Only lines with the string "Виды" matter here; gather them from the material below.

## Begin Supplied entries

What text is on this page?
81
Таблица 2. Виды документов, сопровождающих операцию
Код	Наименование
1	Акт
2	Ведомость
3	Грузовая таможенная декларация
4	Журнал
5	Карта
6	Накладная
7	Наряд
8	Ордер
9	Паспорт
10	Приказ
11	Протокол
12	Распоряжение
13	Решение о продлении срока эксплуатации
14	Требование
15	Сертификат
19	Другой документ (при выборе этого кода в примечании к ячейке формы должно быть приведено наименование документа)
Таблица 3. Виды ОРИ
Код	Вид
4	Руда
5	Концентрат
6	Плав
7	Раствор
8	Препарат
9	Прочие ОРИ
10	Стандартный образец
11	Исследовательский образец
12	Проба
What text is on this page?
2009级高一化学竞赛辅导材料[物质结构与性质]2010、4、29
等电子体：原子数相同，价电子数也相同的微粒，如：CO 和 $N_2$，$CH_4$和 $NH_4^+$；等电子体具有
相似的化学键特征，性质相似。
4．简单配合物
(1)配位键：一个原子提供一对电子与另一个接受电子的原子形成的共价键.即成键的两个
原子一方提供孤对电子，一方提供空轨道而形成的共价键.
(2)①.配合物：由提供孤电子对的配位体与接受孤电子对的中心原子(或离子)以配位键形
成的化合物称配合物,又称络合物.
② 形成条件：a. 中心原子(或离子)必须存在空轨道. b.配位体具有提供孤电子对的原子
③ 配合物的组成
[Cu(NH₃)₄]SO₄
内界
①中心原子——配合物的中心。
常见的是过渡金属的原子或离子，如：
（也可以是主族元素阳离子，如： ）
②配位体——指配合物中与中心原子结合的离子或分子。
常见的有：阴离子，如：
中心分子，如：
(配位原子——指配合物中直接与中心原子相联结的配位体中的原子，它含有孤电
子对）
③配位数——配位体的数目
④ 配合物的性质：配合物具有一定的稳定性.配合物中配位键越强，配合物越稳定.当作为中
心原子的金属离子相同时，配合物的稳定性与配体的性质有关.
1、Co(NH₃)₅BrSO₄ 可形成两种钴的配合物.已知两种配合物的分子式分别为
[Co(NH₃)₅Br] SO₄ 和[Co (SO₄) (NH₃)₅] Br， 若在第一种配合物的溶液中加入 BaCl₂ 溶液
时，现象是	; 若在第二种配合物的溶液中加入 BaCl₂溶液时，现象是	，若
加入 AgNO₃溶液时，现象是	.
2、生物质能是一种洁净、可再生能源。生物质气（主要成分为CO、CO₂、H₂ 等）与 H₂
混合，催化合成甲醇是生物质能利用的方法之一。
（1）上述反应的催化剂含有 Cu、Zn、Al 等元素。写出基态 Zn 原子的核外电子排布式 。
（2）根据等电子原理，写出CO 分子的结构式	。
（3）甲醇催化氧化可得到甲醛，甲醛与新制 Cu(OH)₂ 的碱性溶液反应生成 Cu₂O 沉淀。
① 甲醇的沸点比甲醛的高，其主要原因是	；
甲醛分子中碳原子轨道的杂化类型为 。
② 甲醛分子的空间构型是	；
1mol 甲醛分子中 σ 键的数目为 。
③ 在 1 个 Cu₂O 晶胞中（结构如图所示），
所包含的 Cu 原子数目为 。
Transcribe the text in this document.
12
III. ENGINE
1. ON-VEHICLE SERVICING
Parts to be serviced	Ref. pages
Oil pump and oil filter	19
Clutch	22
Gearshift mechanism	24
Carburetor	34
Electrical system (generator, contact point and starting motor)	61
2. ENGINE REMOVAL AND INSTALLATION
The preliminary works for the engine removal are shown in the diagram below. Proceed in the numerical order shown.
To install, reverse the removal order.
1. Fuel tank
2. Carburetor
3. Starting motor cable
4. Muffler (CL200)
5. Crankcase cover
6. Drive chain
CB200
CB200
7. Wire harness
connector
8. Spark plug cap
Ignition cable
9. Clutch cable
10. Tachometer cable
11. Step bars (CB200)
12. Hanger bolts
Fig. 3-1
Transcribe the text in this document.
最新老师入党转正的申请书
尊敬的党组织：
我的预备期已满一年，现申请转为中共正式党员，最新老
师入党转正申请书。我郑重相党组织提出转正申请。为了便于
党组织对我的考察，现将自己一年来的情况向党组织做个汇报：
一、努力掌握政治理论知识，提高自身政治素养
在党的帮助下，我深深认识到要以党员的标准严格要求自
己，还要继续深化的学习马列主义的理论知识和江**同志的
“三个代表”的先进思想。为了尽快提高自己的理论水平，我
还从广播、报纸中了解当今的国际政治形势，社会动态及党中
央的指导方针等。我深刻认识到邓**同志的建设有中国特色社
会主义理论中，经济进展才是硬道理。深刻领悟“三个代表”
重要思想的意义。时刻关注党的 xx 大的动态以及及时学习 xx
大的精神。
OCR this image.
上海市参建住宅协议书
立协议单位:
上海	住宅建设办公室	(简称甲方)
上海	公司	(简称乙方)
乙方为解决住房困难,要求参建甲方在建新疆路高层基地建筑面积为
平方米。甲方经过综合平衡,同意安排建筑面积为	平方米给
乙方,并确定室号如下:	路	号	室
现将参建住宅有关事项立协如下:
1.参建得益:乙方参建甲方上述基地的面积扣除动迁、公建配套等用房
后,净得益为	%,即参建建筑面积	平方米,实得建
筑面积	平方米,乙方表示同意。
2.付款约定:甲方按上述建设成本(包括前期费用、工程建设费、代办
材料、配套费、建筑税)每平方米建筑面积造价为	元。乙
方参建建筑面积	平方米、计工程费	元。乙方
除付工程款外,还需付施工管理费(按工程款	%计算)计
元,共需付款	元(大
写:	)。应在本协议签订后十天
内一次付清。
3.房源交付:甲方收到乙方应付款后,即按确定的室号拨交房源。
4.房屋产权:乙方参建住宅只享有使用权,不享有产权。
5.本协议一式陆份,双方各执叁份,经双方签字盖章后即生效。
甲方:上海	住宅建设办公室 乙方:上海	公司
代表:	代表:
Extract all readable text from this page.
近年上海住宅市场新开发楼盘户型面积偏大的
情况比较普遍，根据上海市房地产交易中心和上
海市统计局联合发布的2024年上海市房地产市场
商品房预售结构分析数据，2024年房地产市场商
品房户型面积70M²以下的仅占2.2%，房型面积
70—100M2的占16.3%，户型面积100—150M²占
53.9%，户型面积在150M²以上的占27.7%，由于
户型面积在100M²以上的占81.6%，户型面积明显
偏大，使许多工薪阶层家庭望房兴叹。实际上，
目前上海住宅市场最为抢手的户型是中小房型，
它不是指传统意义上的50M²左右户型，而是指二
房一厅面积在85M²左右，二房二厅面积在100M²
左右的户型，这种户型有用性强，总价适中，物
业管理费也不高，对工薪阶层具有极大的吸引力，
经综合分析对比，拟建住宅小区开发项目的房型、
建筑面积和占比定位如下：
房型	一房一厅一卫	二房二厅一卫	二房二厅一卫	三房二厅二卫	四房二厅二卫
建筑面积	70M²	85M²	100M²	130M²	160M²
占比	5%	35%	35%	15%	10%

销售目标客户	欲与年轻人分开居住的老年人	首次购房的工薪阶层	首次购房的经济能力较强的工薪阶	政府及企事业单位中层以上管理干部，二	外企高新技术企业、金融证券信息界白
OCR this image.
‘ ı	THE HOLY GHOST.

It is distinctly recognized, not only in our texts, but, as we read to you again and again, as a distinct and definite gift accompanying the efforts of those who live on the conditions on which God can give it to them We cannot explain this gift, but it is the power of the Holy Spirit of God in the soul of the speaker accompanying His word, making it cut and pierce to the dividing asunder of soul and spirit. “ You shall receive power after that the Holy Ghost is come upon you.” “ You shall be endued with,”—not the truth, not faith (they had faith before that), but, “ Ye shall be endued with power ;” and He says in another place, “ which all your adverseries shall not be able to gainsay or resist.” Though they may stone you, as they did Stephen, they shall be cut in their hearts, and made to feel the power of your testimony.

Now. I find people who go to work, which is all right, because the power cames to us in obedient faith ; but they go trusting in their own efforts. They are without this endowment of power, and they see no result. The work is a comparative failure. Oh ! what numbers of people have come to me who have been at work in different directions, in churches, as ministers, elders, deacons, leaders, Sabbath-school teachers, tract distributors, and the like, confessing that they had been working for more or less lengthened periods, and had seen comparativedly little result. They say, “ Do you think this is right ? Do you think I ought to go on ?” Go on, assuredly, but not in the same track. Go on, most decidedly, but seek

## End Supplied entries

§ **The completed task**:
Таблица 2. Виды документов, сопровождающих операцию
Таблица 3. Виды ОРИ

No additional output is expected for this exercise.